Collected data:
_ _ _ _ _ _ _

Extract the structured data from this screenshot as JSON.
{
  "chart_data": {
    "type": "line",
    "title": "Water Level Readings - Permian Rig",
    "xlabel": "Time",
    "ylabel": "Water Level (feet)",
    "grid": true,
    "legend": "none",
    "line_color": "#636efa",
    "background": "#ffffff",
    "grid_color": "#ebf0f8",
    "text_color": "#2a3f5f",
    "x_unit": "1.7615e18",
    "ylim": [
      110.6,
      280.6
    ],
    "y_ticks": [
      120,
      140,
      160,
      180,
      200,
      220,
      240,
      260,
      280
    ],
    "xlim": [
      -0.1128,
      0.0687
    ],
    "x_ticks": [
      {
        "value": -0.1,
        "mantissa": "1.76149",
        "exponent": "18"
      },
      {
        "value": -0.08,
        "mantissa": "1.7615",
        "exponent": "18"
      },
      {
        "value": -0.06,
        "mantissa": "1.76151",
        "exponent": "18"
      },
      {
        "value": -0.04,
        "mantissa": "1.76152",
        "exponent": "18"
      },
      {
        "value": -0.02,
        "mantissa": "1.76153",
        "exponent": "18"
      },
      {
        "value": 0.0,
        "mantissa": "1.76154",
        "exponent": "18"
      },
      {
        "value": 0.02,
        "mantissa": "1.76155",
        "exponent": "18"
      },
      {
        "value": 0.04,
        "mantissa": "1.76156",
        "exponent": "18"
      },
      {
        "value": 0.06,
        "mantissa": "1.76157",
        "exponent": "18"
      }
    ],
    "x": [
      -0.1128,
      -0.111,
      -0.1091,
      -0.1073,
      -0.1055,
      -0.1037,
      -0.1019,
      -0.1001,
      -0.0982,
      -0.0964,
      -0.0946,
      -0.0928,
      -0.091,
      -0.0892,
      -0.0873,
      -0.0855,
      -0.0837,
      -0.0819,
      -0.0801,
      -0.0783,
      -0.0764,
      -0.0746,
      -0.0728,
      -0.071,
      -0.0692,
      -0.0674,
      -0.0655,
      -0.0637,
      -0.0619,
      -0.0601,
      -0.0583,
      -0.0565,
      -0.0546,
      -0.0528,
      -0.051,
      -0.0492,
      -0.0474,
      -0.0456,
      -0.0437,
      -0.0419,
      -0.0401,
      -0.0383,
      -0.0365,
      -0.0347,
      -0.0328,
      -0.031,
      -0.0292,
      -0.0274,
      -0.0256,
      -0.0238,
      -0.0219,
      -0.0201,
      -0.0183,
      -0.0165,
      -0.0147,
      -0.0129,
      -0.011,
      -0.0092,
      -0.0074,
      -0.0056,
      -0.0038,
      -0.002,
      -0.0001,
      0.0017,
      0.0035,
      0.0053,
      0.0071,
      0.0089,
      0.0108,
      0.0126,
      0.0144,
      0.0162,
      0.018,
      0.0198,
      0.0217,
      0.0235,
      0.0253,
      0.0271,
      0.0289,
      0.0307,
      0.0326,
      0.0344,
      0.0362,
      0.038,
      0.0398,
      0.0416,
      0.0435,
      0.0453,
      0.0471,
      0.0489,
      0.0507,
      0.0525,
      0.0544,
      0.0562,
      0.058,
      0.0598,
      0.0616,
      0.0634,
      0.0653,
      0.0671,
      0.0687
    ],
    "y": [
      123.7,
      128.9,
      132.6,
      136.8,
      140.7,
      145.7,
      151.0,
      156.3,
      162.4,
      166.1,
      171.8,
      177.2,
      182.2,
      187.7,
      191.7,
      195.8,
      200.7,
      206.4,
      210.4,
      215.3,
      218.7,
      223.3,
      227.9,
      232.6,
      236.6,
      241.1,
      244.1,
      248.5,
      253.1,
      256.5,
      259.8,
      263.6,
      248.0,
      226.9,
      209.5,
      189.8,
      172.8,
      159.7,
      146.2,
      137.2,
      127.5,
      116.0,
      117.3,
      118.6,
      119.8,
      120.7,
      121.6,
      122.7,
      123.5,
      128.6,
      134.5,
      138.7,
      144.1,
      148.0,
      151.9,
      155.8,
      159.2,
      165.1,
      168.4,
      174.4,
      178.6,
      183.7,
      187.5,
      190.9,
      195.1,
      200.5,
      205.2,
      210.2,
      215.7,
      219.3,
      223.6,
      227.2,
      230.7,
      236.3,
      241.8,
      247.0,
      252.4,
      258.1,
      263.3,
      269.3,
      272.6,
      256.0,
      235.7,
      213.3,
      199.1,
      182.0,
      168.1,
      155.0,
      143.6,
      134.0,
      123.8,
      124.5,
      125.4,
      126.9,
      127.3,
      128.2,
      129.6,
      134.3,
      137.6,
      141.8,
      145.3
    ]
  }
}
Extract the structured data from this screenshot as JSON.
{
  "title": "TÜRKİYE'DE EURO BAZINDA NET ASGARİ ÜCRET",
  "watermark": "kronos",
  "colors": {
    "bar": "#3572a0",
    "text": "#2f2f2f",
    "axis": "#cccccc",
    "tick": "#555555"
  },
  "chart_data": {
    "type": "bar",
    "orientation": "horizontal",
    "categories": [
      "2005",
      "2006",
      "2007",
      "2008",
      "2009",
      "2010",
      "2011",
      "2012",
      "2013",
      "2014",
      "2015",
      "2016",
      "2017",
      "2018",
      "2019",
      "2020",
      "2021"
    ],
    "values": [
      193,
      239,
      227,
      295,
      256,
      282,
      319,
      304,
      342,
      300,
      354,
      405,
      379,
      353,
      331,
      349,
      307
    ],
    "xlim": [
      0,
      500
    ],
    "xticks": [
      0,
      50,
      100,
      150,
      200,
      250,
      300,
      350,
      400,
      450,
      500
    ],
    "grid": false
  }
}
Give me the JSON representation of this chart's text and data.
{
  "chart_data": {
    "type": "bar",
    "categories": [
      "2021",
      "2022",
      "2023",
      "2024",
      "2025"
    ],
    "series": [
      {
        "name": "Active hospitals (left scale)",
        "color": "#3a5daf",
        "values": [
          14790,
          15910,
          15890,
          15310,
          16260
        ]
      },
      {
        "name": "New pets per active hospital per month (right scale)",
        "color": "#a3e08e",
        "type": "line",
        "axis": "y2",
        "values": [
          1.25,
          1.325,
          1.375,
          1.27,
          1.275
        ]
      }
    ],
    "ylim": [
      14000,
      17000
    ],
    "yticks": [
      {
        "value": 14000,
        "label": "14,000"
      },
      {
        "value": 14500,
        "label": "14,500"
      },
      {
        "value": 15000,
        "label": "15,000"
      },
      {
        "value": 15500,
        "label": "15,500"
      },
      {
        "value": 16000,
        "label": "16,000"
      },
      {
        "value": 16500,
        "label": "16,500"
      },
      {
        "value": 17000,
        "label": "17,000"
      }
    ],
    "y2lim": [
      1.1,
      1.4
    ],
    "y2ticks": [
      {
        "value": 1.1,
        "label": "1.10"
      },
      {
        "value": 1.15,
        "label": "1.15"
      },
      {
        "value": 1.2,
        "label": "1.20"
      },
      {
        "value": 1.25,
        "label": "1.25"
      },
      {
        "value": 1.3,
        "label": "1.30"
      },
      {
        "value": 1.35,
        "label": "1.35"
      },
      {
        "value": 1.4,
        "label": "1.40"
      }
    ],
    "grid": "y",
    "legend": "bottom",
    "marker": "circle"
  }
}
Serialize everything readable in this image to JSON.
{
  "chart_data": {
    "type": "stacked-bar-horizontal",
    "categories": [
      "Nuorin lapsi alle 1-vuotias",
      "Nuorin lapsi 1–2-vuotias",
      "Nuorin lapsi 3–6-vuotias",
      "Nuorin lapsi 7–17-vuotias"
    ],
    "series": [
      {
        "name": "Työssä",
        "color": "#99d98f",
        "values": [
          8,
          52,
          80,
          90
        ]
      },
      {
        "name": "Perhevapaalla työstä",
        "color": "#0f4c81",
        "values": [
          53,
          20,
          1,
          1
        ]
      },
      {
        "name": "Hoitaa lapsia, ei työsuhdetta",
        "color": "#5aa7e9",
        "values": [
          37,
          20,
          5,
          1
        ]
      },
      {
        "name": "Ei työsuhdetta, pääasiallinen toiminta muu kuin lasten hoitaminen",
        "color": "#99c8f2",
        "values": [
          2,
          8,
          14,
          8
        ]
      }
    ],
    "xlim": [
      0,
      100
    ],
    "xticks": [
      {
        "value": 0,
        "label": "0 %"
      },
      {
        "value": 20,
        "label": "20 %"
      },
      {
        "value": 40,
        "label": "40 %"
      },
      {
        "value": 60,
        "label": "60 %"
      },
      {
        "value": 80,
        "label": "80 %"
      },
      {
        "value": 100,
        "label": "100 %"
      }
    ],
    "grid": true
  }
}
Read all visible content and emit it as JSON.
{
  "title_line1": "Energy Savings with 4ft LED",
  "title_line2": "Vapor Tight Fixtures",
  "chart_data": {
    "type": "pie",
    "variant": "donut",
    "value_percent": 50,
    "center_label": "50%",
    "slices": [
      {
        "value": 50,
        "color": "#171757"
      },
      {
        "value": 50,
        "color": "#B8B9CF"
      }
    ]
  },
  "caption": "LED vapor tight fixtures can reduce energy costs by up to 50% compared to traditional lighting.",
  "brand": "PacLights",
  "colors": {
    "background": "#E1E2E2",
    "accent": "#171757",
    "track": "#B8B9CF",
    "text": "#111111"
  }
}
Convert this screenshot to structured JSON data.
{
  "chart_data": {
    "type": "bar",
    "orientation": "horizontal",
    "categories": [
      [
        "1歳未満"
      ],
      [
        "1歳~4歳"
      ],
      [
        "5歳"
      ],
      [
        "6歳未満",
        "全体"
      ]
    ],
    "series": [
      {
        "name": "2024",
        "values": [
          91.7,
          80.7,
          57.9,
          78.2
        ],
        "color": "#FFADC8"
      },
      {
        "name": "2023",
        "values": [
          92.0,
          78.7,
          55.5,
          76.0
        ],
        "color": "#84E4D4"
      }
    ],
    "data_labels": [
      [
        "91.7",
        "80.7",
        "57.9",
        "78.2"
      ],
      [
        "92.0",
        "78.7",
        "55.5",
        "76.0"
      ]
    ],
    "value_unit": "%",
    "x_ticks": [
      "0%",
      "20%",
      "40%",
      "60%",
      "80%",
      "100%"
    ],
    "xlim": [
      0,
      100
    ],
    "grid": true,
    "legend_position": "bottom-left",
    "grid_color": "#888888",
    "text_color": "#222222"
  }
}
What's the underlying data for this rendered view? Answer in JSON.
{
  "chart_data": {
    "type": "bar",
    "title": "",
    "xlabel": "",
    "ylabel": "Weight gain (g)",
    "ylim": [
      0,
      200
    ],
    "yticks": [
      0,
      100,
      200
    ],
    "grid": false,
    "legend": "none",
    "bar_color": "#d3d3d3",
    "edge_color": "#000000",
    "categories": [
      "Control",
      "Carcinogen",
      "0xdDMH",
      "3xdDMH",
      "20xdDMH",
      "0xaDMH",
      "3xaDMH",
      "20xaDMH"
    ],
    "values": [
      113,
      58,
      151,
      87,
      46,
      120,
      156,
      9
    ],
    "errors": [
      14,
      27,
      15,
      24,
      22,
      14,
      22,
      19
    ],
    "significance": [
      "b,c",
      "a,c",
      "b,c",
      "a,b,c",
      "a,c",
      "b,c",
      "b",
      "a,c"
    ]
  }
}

_ _ _ _ _ _ _

## Exercise prompt
Report the number of lines that contain "background", with no other words.

## Answer to the problem
2